Instructions for the task: Quote the lines below exactly, from the one that holds "Convert this screenshot" through the final line of the records, and only those.

Entries supplied:

"""

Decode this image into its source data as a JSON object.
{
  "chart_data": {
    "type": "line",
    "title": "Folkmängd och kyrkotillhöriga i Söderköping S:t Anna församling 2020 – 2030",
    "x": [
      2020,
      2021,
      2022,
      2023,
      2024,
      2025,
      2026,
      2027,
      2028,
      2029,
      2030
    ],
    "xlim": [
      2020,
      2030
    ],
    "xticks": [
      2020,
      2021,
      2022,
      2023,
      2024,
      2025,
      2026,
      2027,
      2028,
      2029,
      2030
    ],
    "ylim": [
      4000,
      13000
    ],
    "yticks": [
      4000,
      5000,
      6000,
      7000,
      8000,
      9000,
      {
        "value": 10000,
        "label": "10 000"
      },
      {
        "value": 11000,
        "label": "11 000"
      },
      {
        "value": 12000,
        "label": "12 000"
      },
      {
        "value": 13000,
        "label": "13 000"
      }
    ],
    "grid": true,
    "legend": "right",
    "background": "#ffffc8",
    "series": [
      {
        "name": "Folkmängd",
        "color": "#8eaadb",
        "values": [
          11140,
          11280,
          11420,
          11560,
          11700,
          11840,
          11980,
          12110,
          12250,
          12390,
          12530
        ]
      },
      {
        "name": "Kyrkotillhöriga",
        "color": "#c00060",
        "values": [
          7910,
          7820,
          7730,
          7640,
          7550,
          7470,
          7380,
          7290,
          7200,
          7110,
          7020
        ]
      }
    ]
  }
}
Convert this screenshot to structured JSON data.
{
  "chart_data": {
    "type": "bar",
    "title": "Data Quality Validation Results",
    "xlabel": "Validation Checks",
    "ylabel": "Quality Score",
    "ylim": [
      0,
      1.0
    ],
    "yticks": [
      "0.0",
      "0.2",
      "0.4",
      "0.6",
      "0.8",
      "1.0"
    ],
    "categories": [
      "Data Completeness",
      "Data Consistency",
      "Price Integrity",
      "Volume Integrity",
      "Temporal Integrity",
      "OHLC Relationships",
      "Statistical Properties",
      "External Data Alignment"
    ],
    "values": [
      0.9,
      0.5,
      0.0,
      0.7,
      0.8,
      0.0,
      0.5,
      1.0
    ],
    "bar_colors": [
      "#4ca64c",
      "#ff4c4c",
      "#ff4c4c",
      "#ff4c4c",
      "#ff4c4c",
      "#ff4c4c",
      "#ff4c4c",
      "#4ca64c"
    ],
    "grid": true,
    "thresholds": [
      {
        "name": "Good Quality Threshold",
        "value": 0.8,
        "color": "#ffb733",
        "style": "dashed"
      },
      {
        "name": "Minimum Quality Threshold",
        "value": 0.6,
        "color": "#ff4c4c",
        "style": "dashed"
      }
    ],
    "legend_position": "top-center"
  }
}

"""

The solution:
Convert this screenshot to structured JSON data.
{
  "chart_data": {
    "type": "bar",
    "title": "Data Quality Validation Results",
    "xlabel": "Validation Checks",
    "ylabel": "Quality Score",
    "ylim": [
      0,
      1.0
    ],
    "yticks": [
      "0.0",
      "0.2",
      "0.4",
      "0.6",
      "0.8",
      "1.0"
    ],
    "categories": [
      "Data Completeness",
      "Data Consistency",
      "Price Integrity",
      "Volume Integrity",
      "Temporal Integrity",
      "OHLC Relationships",
      "Statistical Properties",
      "External Data Alignment"
    ],
    "values": [
      0.9,
      0.5,
      0.0,
      0.7,
      0.8,
      0.0,
      0.5,
      1.0
    ],
    "bar_colors": [
      "#4ca64c",
      "#ff4c4c",
      "#ff4c4c",
      "#ff4c4c",
      "#ff4c4c",
      "#ff4c4c",
      "#ff4c4c",
      "#4ca64c"
    ],
    "grid": true,
    "thresholds": [
      {
        "name": "Good Quality Threshold",
        "value": 0.8,
        "color": "#ffb733",
        "style": "dashed"
      },
      {
        "name": "Minimum Quality Threshold",
        "value": 0.6,
        "color": "#ff4c4c",
        "style": "dashed"
      }
    ],
    "legend_position": "top-center"
  }
}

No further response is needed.